■ TASK TO CARRY OUT
Put every line of the records, from the very first one down to the line containing "fleet-additions-bar[interactable] <box>430 259", into a JSON list of strings. Use one string per line and leave out blank lines.

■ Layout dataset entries
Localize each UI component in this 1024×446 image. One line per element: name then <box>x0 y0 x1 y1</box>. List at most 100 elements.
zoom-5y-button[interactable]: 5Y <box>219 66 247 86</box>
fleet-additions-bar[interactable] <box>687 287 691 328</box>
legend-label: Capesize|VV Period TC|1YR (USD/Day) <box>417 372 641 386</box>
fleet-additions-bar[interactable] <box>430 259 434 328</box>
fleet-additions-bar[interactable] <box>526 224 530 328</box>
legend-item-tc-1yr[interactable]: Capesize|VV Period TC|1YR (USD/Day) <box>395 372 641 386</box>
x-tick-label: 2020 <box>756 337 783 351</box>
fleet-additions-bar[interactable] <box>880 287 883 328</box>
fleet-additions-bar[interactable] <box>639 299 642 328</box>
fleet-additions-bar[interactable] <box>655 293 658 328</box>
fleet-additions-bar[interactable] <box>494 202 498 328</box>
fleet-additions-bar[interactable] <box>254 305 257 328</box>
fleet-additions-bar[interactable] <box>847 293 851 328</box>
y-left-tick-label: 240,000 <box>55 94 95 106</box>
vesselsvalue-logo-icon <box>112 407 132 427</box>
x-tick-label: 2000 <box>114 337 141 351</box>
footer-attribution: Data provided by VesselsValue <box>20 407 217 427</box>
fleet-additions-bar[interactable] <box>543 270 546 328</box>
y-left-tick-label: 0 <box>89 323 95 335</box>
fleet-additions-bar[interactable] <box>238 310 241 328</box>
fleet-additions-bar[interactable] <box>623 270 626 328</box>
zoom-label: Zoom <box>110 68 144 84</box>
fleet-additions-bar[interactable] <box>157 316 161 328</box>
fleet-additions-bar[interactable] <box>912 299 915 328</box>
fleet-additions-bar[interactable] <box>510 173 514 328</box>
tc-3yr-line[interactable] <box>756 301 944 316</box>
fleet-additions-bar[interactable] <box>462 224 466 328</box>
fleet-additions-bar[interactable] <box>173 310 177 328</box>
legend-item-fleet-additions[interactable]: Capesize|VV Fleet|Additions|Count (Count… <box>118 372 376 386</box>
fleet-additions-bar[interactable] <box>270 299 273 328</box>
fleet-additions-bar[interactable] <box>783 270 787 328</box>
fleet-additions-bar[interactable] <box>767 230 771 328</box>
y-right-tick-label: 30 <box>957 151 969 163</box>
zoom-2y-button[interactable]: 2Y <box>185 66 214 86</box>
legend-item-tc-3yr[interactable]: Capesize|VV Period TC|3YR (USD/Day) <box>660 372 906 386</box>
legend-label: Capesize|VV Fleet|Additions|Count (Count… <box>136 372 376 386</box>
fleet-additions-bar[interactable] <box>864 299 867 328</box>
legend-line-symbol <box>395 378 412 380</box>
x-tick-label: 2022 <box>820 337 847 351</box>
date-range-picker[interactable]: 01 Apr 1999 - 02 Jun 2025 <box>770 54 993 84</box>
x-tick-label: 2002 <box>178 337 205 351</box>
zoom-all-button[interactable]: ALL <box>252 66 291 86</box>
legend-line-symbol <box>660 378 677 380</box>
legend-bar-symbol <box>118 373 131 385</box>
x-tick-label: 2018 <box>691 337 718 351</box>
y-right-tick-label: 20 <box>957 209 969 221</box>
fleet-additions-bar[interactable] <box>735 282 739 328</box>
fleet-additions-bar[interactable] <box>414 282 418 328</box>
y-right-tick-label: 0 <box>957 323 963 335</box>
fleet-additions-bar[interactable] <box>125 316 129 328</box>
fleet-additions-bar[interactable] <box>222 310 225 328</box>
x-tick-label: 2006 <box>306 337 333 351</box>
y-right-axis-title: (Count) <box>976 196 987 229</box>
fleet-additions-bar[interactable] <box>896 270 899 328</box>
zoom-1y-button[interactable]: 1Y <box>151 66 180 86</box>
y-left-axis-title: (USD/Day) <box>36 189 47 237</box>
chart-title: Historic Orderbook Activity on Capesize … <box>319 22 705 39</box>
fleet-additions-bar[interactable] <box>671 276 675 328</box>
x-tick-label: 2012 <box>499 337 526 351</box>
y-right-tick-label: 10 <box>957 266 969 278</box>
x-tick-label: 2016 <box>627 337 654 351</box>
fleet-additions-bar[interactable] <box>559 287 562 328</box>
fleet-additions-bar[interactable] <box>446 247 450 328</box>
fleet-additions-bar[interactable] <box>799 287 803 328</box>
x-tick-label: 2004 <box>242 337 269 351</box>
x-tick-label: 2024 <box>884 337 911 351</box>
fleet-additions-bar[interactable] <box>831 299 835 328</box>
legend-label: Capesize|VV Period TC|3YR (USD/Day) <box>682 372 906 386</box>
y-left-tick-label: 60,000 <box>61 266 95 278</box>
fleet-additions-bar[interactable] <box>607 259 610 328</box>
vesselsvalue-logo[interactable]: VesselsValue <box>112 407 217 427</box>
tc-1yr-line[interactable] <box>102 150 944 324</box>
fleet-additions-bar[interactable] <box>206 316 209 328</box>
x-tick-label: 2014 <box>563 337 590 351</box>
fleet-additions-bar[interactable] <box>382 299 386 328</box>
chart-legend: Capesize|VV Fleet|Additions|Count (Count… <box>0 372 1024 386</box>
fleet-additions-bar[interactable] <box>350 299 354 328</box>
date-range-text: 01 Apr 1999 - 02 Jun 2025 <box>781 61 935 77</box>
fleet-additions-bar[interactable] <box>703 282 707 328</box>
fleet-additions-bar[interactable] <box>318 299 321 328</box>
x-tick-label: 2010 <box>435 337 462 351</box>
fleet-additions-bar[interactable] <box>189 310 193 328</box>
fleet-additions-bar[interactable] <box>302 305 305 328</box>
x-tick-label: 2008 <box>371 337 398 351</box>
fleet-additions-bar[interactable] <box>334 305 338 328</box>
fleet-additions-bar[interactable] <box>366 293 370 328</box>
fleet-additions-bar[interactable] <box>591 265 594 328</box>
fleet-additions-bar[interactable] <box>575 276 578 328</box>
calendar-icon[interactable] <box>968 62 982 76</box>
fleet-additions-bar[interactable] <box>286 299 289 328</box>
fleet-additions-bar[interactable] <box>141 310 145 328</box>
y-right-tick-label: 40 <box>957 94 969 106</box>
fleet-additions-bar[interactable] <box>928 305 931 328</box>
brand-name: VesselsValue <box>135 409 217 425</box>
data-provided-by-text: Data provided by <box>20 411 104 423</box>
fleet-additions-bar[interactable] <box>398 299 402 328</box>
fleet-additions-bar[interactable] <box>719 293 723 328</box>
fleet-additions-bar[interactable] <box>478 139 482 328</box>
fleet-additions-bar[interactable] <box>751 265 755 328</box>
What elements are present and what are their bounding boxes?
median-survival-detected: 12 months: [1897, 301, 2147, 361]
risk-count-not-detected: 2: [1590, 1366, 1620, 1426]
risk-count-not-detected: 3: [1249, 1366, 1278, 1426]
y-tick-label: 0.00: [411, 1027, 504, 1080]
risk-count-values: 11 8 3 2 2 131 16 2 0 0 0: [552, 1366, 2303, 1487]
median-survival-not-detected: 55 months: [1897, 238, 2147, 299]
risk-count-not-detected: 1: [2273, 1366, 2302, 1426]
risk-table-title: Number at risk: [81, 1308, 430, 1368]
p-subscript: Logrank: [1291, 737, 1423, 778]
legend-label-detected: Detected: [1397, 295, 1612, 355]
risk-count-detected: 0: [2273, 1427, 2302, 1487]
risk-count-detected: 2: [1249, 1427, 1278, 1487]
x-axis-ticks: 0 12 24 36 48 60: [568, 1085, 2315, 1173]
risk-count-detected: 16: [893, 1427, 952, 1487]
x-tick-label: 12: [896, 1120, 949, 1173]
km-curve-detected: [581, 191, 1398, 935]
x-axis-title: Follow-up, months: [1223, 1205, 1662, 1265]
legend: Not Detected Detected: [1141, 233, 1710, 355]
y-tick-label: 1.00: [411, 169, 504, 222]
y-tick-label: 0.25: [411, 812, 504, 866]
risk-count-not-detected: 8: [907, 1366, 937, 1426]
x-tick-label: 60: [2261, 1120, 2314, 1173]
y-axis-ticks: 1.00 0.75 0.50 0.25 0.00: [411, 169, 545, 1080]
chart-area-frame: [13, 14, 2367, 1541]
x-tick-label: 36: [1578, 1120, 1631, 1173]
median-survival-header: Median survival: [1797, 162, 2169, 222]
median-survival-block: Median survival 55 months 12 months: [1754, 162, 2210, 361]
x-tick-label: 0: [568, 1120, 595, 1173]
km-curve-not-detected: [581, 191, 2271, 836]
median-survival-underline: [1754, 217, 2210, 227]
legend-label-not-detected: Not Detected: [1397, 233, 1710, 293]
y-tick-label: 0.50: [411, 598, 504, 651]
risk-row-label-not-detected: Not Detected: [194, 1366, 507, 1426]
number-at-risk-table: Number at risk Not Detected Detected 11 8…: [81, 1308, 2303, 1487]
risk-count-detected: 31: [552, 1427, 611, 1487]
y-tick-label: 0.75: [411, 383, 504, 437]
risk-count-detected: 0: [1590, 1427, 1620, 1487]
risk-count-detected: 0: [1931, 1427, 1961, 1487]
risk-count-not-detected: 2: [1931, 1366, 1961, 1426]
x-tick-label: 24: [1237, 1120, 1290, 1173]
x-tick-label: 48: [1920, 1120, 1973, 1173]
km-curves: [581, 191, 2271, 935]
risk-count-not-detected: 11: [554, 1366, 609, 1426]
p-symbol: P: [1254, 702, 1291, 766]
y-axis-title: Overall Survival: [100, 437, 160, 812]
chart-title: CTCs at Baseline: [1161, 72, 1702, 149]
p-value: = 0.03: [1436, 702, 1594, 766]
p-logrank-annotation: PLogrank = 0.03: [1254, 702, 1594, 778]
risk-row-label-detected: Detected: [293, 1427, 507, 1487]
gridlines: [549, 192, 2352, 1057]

■ RESULT
[
  "Localize each UI component in this 1024×446 image. One line per element: name then <box>x0 y0 x1 y1</box>. List at most 100 elements.",
  "zoom-5y-button[interactable]: 5Y <box>219 66 247 86</box>",
  "fleet-additions-bar[interactable] <box>687 287 691 328</box>",
  "legend-label: Capesize|VV Period TC|1YR (USD/Day) <box>417 372 641 386</box>",
  "fleet-additions-bar[interactable] <box>430 259 434 328</box>"
]